>>>

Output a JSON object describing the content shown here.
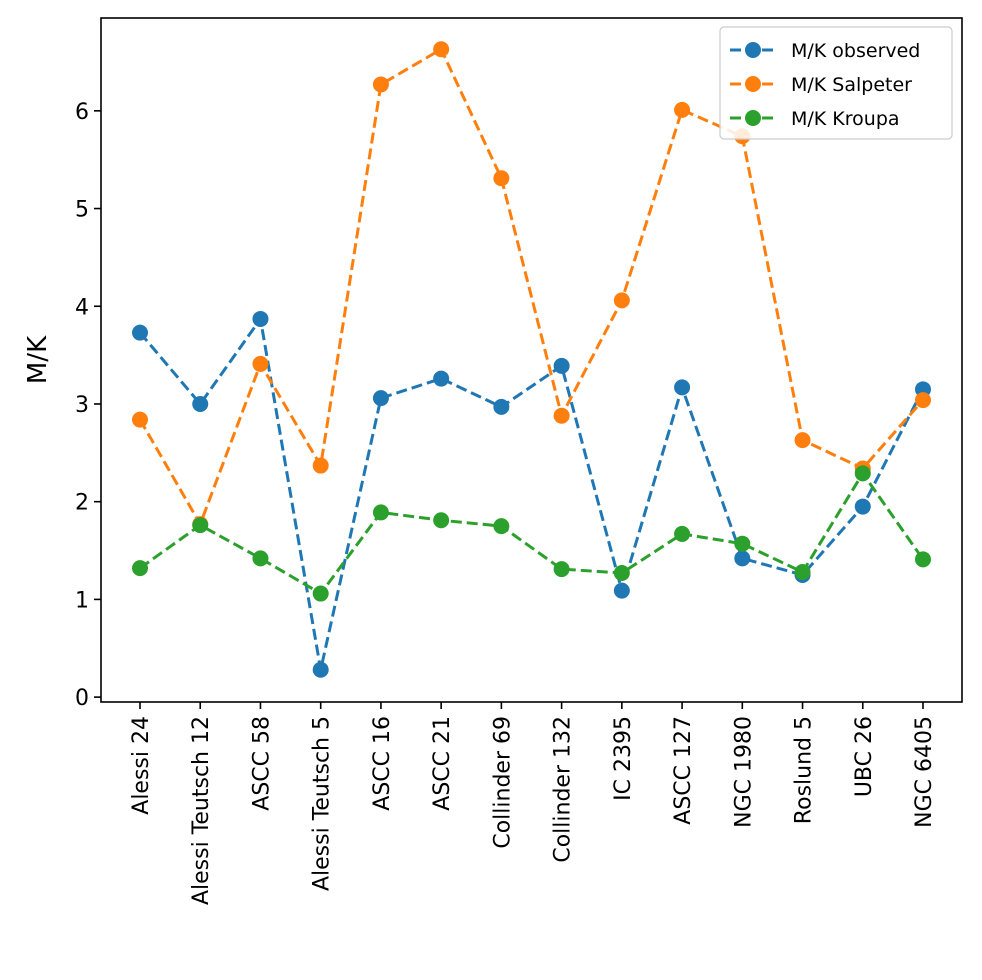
{
  "chart_data": {
    "type": "line",
    "title": "",
    "xlabel": "",
    "ylabel": "M/K",
    "ylim": [
      -0.05,
      6.95
    ],
    "yticks": [
      0,
      1,
      2,
      3,
      4,
      5,
      6
    ],
    "categories": [
      "Alessi 24",
      "Alessi Teutsch 12",
      "ASCC 58",
      "Alessi Teutsch 5",
      "ASCC 16",
      "ASCC 21",
      "Collinder 69",
      "Collinder 132",
      "IC 2395",
      "ASCC 127",
      "NGC 1980",
      "Roslund 5",
      "UBC 26",
      "NGC 6405"
    ],
    "legend_position": "top-right",
    "grid": false,
    "series": [
      {
        "name": "M/K observed",
        "color": "#1f77b4",
        "values": [
          3.73,
          3.0,
          3.87,
          0.28,
          3.06,
          3.26,
          2.97,
          3.39,
          1.09,
          3.17,
          1.42,
          1.25,
          1.95,
          3.15
        ]
      },
      {
        "name": "M/K Salpeter",
        "color": "#ff7f0e",
        "values": [
          2.84,
          1.77,
          3.41,
          2.37,
          6.27,
          6.63,
          5.31,
          2.88,
          4.06,
          6.01,
          5.74,
          2.63,
          2.34,
          3.04
        ]
      },
      {
        "name": "M/K Kroupa",
        "color": "#2ca02c",
        "values": [
          1.32,
          1.76,
          1.42,
          1.06,
          1.89,
          1.81,
          1.75,
          1.31,
          1.27,
          1.67,
          1.57,
          1.28,
          2.29,
          1.41
        ]
      }
    ]
  }
}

<<<

- Brief
Return each line in the records that holds the string "Alessi".

- Final result
      "Alessi 24",
      "Alessi Teutsch 12",
      "Alessi Teutsch 5",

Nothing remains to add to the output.